### Your objective
Print all the entries verbatim.

Saved data entries
━━━━━━━━━━━━━━━━━━━━━━━━━━━━━━
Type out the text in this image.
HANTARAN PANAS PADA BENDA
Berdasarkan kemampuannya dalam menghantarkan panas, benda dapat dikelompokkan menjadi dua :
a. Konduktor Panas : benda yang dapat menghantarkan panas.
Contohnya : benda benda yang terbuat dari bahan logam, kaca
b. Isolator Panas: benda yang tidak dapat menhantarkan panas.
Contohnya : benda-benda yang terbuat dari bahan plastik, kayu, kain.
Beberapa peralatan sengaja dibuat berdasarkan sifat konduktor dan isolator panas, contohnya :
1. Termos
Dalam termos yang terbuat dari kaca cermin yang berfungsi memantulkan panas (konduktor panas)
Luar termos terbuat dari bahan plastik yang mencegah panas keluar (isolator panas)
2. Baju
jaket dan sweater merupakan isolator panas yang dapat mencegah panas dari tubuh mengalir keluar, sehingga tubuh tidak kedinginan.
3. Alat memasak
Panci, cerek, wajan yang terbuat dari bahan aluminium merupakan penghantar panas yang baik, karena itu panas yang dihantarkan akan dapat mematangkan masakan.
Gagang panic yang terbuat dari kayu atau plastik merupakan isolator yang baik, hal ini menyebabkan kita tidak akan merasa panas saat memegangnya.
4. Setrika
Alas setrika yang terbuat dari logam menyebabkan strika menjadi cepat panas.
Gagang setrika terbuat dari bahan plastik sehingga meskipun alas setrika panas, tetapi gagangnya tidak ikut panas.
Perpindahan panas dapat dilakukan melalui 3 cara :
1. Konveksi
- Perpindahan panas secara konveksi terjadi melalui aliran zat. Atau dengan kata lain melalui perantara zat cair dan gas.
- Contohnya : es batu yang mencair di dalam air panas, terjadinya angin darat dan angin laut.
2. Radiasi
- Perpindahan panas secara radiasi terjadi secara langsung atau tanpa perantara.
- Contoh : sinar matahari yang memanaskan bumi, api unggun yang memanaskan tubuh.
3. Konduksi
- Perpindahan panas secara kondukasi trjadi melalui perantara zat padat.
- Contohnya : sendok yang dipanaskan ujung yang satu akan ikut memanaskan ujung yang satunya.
━━━━━━━━━━━━━━━━━━━━━━━━━━━━━━
### The completed task
Type out the text in this image.
HANTARAN PANAS PADA BENDA
Berdasarkan kemampuannya dalam menghantarkan panas, benda dapat dikelompokkan menjadi dua :
a. Konduktor Panas : benda yang dapat menghantarkan panas.
Contohnya : benda benda yang terbuat dari bahan logam, kaca
b. Isolator Panas: benda yang tidak dapat menhantarkan panas.
Contohnya : benda-benda yang terbuat dari bahan plastik, kayu, kain.
Beberapa peralatan sengaja dibuat berdasarkan sifat konduktor dan isolator panas, contohnya :
1. Termos
Dalam termos yang terbuat dari kaca cermin yang berfungsi memantulkan panas (konduktor panas)
Luar termos terbuat dari bahan plastik yang mencegah panas keluar (isolator panas)
2. Baju
jaket dan sweater merupakan isolator panas yang dapat mencegah panas dari tubuh mengalir keluar, sehingga tubuh tidak kedinginan.
3. Alat memasak
Panci, cerek, wajan yang terbuat dari bahan aluminium merupakan penghantar panas yang baik, karena itu panas yang dihantarkan akan dapat mematangkan masakan.
Gagang panic yang terbuat dari kayu atau plastik merupakan isolator yang baik, hal ini menyebabkan kita tidak akan merasa panas saat memegangnya.
4. Setrika
Alas setrika yang terbuat dari logam menyebabkan strika menjadi cepat panas.
Gagang setrika terbuat dari bahan plastik sehingga meskipun alas setrika panas, tetapi gagangnya tidak ikut panas.
Perpindahan panas dapat dilakukan melalui 3 cara :
1. Konveksi
- Perpindahan panas secara konveksi terjadi melalui aliran zat. Atau dengan kata lain melalui perantara zat cair dan gas.
- Contohnya : es batu yang mencair di dalam air panas, terjadinya angin darat dan angin laut.
2. Radiasi
- Perpindahan panas secara radiasi terjadi secara langsung atau tanpa perantara.
- Contoh : sinar matahari yang memanaskan bumi, api unggun yang memanaskan tubuh.
3. Konduksi
- Perpindahan panas secara kondukasi trjadi melalui perantara zat padat.
- Contohnya : sendok yang dipanaskan ujung yang satu akan ikut memanaskan ujung yang satunya.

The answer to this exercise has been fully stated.